─── DATA SECTION
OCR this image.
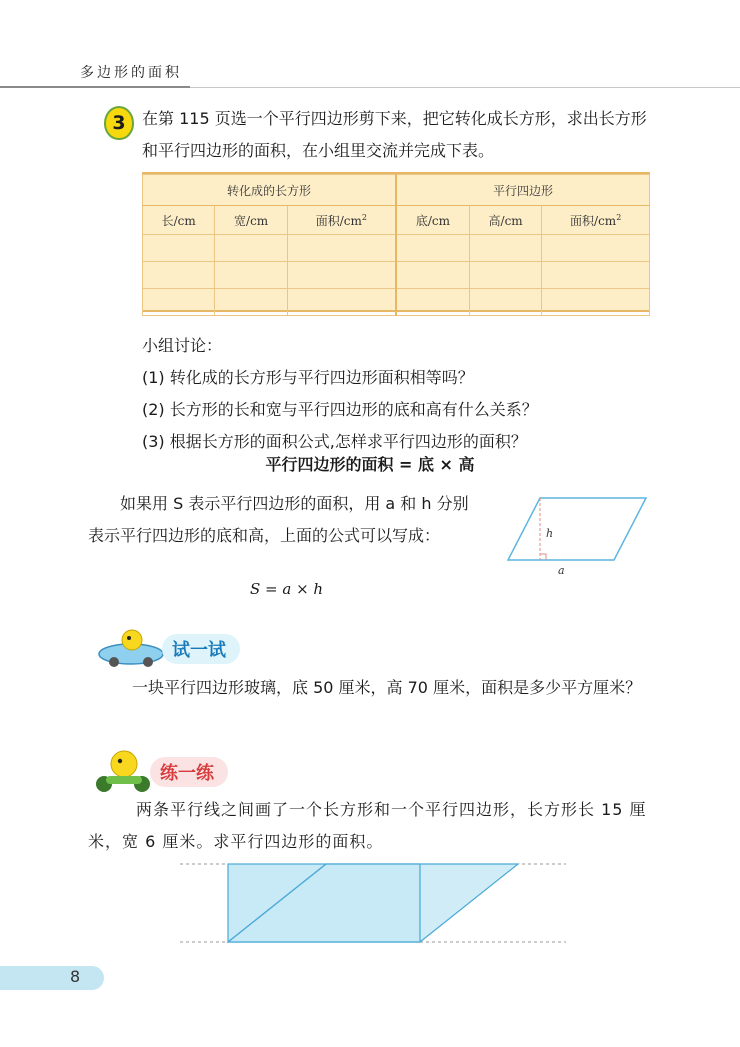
多边形的面积
3	在第 115 页选一个平行四边形剪下来，把它转化成长方形，求出长方形和平行四边形的面积，在小组里交流并完成下表。
转化成的长方形			平行四边形		
长/cm	宽/cm	面积$/cm^2$	底/cm	高/cm	面积$/cm^2$

小组讨论：
(1) 转化成的长方形与平行四边形面积相等吗？
(2) 长方形的长和宽与平行四边形的底和高有什么关系？
(3) 根据长方形的面积公式,怎样求平行四边形的面积？
平行四边形的面积 = 底 × 高
如果用 S 表示平行四边形的面积，用 a 和 h 分别表示平行四边形的底和高，上面的公式可以写成：
S = a × h
h
a
试一试
一块平行四边形玻璃，底 50 厘米，高 70 厘米，面积是多少平方厘米？
练一练
两条平行线之间画了一个长方形和一个平行四边形，长方形长 15 厘米，宽 6 厘米。求平行四边形的面积。
8
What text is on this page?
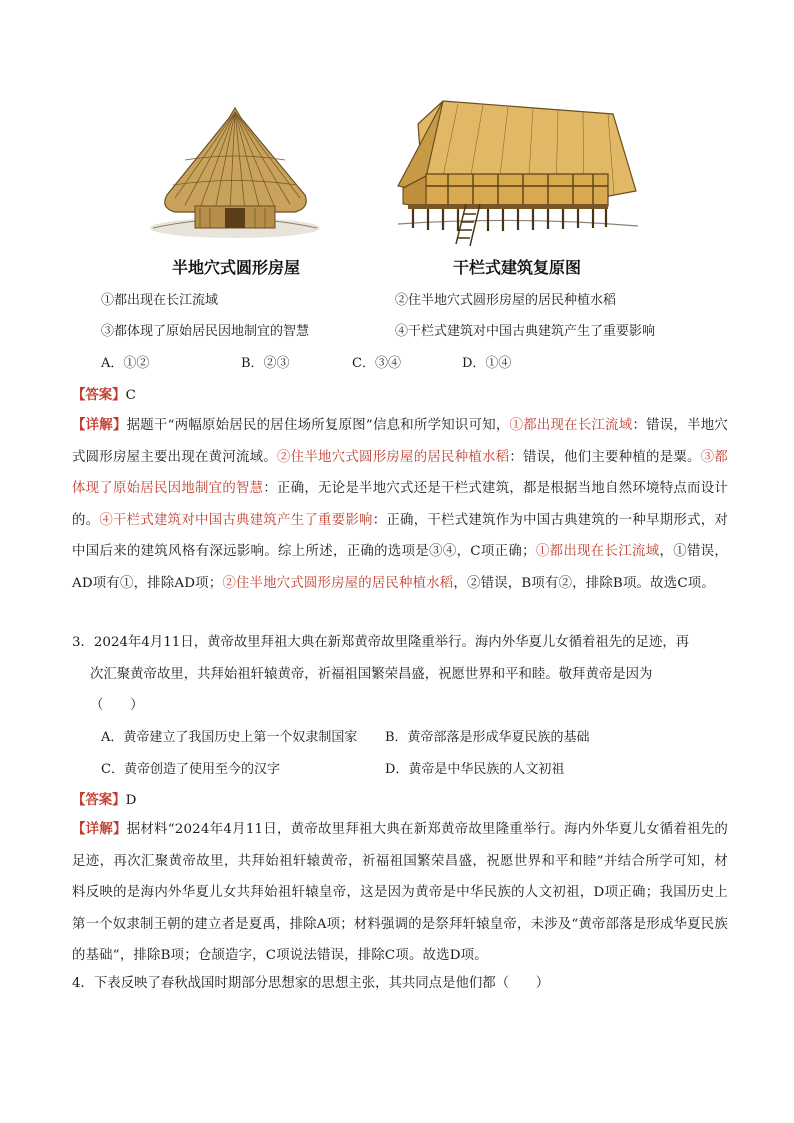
半地穴式圆形房屋	干栏式建筑复原图
①都出现在长江流域	②住半地穴式圆形房屋的居民种植水稻
③都体现了原始居民因地制宜的智慧	④干栏式建筑对中国古典建筑产生了重要影响
A．①②	B．②③	C．③④	D．①④
【答案】C
【详解】据题干“两幅原始居民的居住场所复原图”信息和所学知识可知，①都出现在长江流域：错误，半地穴式圆形房屋主要出现在黄河流域。②住半地穴式圆形房屋的居民种植水稻：错误，他们主要种植的是粟。③都体现了原始居民因地制宜的智慧：正确，无论是半地穴式还是干栏式建筑，都是根据当地自然环境特点而设计的。④干栏式建筑对中国古典建筑产生了重要影响：正确，干栏式建筑作为中国古典建筑的一种早期形式，对中国后来的建筑风格有深远影响。综上所述，正确的选项是③④，C项正确；①都出现在长江流域，①错误，AD项有①，排除AD项；②住半地穴式圆形房屋的居民种植水稻，②错误，B项有②，排除B项。故选C项。
3．2024年4月11日，黄帝故里拜祖大典在新郑黄帝故里隆重举行。海内外华夏儿女循着祖先的足迹，再
次汇聚黄帝故里，共拜始祖轩辕黄帝，祈福祖国繁荣昌盛，祝愿世界和平和睦。敬拜黄帝是因为
（　　）
A．黄帝建立了我国历史上第一个奴隶制国家 B．黄帝部落是形成华夏民族的基础
C．黄帝创造了使用至今的汉字	D．黄帝是中华民族的人文初祖
【答案】D
【详解】据材料“2024年4月11日，黄帝故里拜祖大典在新郑黄帝故里隆重举行。海内外华夏儿女循着祖先的足迹，再次汇聚黄帝故里，共拜始祖轩辕黄帝，祈福祖国繁荣昌盛，祝愿世界和平和睦”并结合所学可知，材料反映的是海内外华夏儿女共拜始祖轩辕皇帝，这是因为黄帝是中华民族的人文初祖，D项正确；我国历史上第一个奴隶制王朝的建立者是夏禹，排除A项；材料强调的是祭拜轩辕皇帝，未涉及“黄帝部落是形成华夏民族的基础”，排除B项；仓颉造字，C项说法错误，排除C项。故选D项。
4．下表反映了春秋战国时期部分思想家的思想主张，其共同点是他们都（　　）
──────
## STATED EXERCISE
All of the data above should be quoted exactly, except for the pictures.

## OUTPUT FOR THIS TASK
OCR this image.
多边形的面积
3	在第 115 页选一个平行四边形剪下来，把它转化成长方形，求出长方形和平行四边形的面积，在小组里交流并完成下表。
转化成的长方形			平行四边形		
长/cm	宽/cm	面积$/cm^2$	底/cm	高/cm	面积$/cm^2$

小组讨论：
(1) 转化成的长方形与平行四边形面积相等吗？
(2) 长方形的长和宽与平行四边形的底和高有什么关系？
(3) 根据长方形的面积公式,怎样求平行四边形的面积？
平行四边形的面积 = 底 × 高
如果用 S 表示平行四边形的面积，用 a 和 h 分别表示平行四边形的底和高，上面的公式可以写成：
S = a × h
h
a
试一试
一块平行四边形玻璃，底 50 厘米，高 70 厘米，面积是多少平方厘米？
练一练
两条平行线之间画了一个长方形和一个平行四边形，长方形长 15 厘米，宽 6 厘米。求平行四边形的面积。
8
What text is on this page?
半地穴式圆形房屋	干栏式建筑复原图
①都出现在长江流域	②住半地穴式圆形房屋的居民种植水稻
③都体现了原始居民因地制宜的智慧	④干栏式建筑对中国古典建筑产生了重要影响
A．①②	B．②③	C．③④	D．①④
【答案】C
【详解】据题干“两幅原始居民的居住场所复原图”信息和所学知识可知，①都出现在长江流域：错误，半地穴式圆形房屋主要出现在黄河流域。②住半地穴式圆形房屋的居民种植水稻：错误，他们主要种植的是粟。③都体现了原始居民因地制宜的智慧：正确，无论是半地穴式还是干栏式建筑，都是根据当地自然环境特点而设计的。④干栏式建筑对中国古典建筑产生了重要影响：正确，干栏式建筑作为中国古典建筑的一种早期形式，对中国后来的建筑风格有深远影响。综上所述，正确的选项是③④，C项正确；①都出现在长江流域，①错误，AD项有①，排除AD项；②住半地穴式圆形房屋的居民种植水稻，②错误，B项有②，排除B项。故选C项。
3．2024年4月11日，黄帝故里拜祖大典在新郑黄帝故里隆重举行。海内外华夏儿女循着祖先的足迹，再
次汇聚黄帝故里，共拜始祖轩辕黄帝，祈福祖国繁荣昌盛，祝愿世界和平和睦。敬拜黄帝是因为
（　　）
A．黄帝建立了我国历史上第一个奴隶制国家 B．黄帝部落是形成华夏民族的基础
C．黄帝创造了使用至今的汉字	D．黄帝是中华民族的人文初祖
【答案】D
【详解】据材料“2024年4月11日，黄帝故里拜祖大典在新郑黄帝故里隆重举行。海内外华夏儿女循着祖先的足迹，再次汇聚黄帝故里，共拜始祖轩辕黄帝，祈福祖国繁荣昌盛，祝愿世界和平和睦”并结合所学可知，材料反映的是海内外华夏儿女共拜始祖轩辕皇帝，这是因为黄帝是中华民族的人文初祖，D项正确；我国历史上第一个奴隶制王朝的建立者是夏禹，排除A项；材料强调的是祭拜轩辕皇帝，未涉及“黄帝部落是形成华夏民族的基础”，排除B项；仓颉造字，C项说法错误，排除C项。故选D项。
4．下表反映了春秋战国时期部分思想家的思想主张，其共同点是他们都（　　）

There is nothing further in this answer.